* Task requirements
Output every line of the material exactly, omitting images.

* Data for processing
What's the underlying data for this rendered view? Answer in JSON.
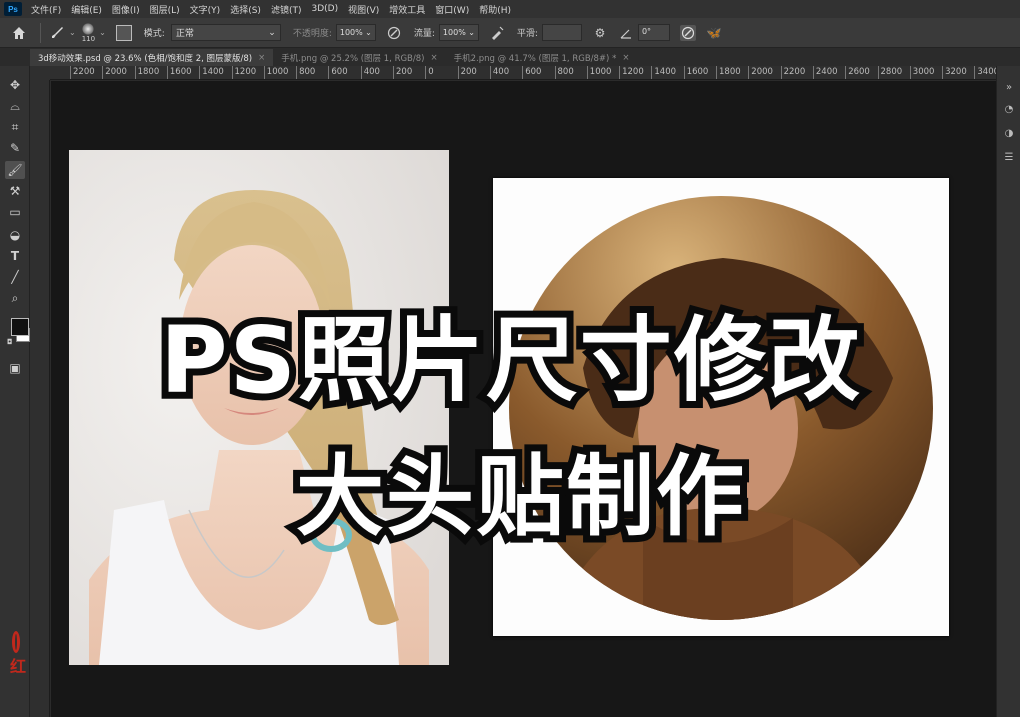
{
  "menu": {
    "logo": "Ps",
    "items": [
      "文件(F)",
      "编辑(E)",
      "图像(I)",
      "图层(L)",
      "文字(Y)",
      "选择(S)",
      "滤镜(T)",
      "3D(D)",
      "视图(V)",
      "增效工具",
      "窗口(W)",
      "帮助(H)"
    ]
  },
  "options": {
    "brush_size": "110",
    "mode_label": "模式:",
    "mode_value": "正常",
    "opacity_label": "不透明度:",
    "opacity_value": "100%",
    "flow_label": "流量:",
    "flow_value": "100%",
    "smooth_label": "平滑:",
    "angle_value": "0°"
  },
  "tabs": [
    {
      "label": "3d移动效果.psd @ 23.6% (色相/饱和度 2, 图层蒙版/8)",
      "active": true
    },
    {
      "label": "手机.png @ 25.2% (图层 1, RGB/8)",
      "active": false
    },
    {
      "label": "手机2.png @ 41.7% (图层 1, RGB/8#) *",
      "active": false
    }
  ],
  "ruler_ticks": [
    "2200",
    "2000",
    "1800",
    "1600",
    "1400",
    "1200",
    "1000",
    "800",
    "600",
    "400",
    "200",
    "0",
    "200",
    "400",
    "600",
    "800",
    "1000",
    "1200",
    "1400",
    "1600",
    "1800",
    "2000",
    "2200",
    "2400",
    "2600",
    "2800",
    "3000",
    "3200",
    "3400"
  ],
  "overlay": {
    "line1": "PS照片尺寸修改",
    "line2": "大头贴制作"
  },
  "left_mark": "红",
  "colors": {
    "accent_ps": "#31a8ff",
    "title_fill": "#ffffff",
    "title_stroke": "#0a0a0a",
    "canvas_bg": "#171717"
  }
}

* Task output
What's the underlying data for this rendered view? Answer in JSON.
{
  "menu": {
    "logo": "Ps",
    "items": [
      "文件(F)",
      "编辑(E)",
      "图像(I)",
      "图层(L)",
      "文字(Y)",
      "选择(S)",
      "滤镜(T)",
      "3D(D)",
      "视图(V)",
      "增效工具",
      "窗口(W)",
      "帮助(H)"
    ]
  },
  "options": {
    "brush_size": "110",
    "mode_label": "模式:",
    "mode_value": "正常",
    "opacity_label": "不透明度:",
    "opacity_value": "100%",
    "flow_label": "流量:",
    "flow_value": "100%",
    "smooth_label": "平滑:",
    "angle_value": "0°"
  },
  "tabs": [
    {
      "label": "3d移动效果.psd @ 23.6% (色相/饱和度 2, 图层蒙版/8)",
      "active": true
    },
    {
      "label": "手机.png @ 25.2% (图层 1, RGB/8)",
      "active": false
    },
    {
      "label": "手机2.png @ 41.7% (图层 1, RGB/8#) *",
      "active": false
    }
  ],
  "ruler_ticks": [
    "2200",
    "2000",
    "1800",
    "1600",
    "1400",
    "1200",
    "1000",
    "800",
    "600",
    "400",
    "200",
    "0",
    "200",
    "400",
    "600",
    "800",
    "1000",
    "1200",
    "1400",
    "1600",
    "1800",
    "2000",
    "2200",
    "2400",
    "2600",
    "2800",
    "3000",
    "3200",
    "3400"
  ],
  "overlay": {
    "line1": "PS照片尺寸修改",
    "line2": "大头贴制作"
  },
  "left_mark": "红",
  "colors": {
    "accent_ps": "#31a8ff",
    "title_fill": "#ffffff",
    "title_stroke": "#0a0a0a",
    "canvas_bg": "#171717"
  }
}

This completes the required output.